▸ **EXTRACTED INFORMATION**:
************
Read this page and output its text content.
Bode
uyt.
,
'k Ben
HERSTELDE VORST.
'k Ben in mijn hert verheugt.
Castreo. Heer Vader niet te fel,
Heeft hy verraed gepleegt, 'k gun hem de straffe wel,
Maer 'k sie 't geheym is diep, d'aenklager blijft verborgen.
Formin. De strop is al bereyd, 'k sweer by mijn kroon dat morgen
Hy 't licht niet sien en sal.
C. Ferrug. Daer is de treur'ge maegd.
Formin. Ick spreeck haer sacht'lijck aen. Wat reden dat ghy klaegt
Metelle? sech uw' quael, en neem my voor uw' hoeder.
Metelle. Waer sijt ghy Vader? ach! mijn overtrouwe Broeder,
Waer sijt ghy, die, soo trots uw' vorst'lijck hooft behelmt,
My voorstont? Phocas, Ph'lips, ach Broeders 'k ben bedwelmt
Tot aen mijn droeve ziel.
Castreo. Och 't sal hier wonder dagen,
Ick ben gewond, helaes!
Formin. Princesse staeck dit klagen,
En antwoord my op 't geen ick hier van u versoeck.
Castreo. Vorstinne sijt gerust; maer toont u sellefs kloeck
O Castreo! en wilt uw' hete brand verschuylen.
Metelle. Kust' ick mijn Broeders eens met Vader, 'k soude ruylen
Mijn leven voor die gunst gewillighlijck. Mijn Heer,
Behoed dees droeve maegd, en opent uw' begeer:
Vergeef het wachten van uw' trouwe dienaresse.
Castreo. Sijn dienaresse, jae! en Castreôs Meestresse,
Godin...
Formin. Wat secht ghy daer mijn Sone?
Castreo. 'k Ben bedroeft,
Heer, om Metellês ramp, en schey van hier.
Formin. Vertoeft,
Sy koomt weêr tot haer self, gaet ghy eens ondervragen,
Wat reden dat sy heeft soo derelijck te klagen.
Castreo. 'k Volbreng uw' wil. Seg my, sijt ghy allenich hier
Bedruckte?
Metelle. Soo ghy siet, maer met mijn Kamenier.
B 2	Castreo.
************
▸ **DIRECTION**: Quote the material exactly, leaving nothing out.

▸ **CORRECT RESULT**:
Read this page and output its text content.
Bode
uyt.
,
'k Ben
HERSTELDE VORST.
'k Ben in mijn hert verheugt.
Castreo. Heer Vader niet te fel,
Heeft hy verraed gepleegt, 'k gun hem de straffe wel,
Maer 'k sie 't geheym is diep, d'aenklager blijft verborgen.
Formin. De strop is al bereyd, 'k sweer by mijn kroon dat morgen
Hy 't licht niet sien en sal.
C. Ferrug. Daer is de treur'ge maegd.
Formin. Ick spreeck haer sacht'lijck aen. Wat reden dat ghy klaegt
Metelle? sech uw' quael, en neem my voor uw' hoeder.
Metelle. Waer sijt ghy Vader? ach! mijn overtrouwe Broeder,
Waer sijt ghy, die, soo trots uw' vorst'lijck hooft behelmt,
My voorstont? Phocas, Ph'lips, ach Broeders 'k ben bedwelmt
Tot aen mijn droeve ziel.
Castreo. Och 't sal hier wonder dagen,
Ick ben gewond, helaes!
Formin. Princesse staeck dit klagen,
En antwoord my op 't geen ick hier van u versoeck.
Castreo. Vorstinne sijt gerust; maer toont u sellefs kloeck
O Castreo! en wilt uw' hete brand verschuylen.
Metelle. Kust' ick mijn Broeders eens met Vader, 'k soude ruylen
Mijn leven voor die gunst gewillighlijck. Mijn Heer,
Behoed dees droeve maegd, en opent uw' begeer:
Vergeef het wachten van uw' trouwe dienaresse.
Castreo. Sijn dienaresse, jae! en Castreôs Meestresse,
Godin...
Formin. Wat secht ghy daer mijn Sone?
Castreo. 'k Ben bedroeft,
Heer, om Metellês ramp, en schey van hier.
Formin. Vertoeft,
Sy koomt weêr tot haer self, gaet ghy eens ondervragen,
Wat reden dat sy heeft soo derelijck te klagen.
Castreo. 'k Volbreng uw' wil. Seg my, sijt ghy allenich hier
Bedruckte?
Metelle. Soo ghy siet, maer met mijn Kamenier.
B 2	Castreo.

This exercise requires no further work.